» Task goal
Copy out each line of the material below that holds the string "Ticket".

» Stored records

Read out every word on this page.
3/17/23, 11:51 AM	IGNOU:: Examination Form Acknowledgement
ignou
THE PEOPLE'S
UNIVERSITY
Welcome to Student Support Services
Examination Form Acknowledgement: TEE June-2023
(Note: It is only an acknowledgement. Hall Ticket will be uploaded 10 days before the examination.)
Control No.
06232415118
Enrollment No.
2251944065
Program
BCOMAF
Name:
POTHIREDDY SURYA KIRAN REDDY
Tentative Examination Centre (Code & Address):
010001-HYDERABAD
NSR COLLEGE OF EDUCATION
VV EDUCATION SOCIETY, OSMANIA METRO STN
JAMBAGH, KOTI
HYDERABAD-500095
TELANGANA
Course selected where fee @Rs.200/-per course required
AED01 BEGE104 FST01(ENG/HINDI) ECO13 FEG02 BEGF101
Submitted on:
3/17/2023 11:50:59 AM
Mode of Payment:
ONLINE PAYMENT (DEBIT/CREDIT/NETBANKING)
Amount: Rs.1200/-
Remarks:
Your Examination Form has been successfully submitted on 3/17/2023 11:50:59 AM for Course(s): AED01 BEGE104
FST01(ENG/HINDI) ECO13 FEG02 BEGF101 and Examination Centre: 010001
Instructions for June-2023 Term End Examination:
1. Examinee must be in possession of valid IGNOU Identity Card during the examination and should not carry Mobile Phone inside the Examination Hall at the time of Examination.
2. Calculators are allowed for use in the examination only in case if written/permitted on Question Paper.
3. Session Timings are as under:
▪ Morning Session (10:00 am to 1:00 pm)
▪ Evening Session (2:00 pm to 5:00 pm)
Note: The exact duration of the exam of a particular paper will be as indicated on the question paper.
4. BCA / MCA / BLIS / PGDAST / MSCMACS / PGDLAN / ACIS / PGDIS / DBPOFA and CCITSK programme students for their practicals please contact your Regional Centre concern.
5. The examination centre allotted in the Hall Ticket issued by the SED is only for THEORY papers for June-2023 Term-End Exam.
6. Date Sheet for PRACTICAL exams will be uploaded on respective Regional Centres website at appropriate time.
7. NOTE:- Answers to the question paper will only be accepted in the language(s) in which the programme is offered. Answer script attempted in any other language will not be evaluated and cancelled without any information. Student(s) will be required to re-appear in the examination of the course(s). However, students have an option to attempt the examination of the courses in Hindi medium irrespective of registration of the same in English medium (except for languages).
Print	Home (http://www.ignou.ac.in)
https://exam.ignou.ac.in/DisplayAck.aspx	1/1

» Completed task
(Note: It is only an acknowledgement. Hall Ticket will be uploaded 10 days before the examination.)
5. The examination centre allotted in the Hall Ticket issued by the SED is only for THEORY papers for June-2023 Term-End Exam.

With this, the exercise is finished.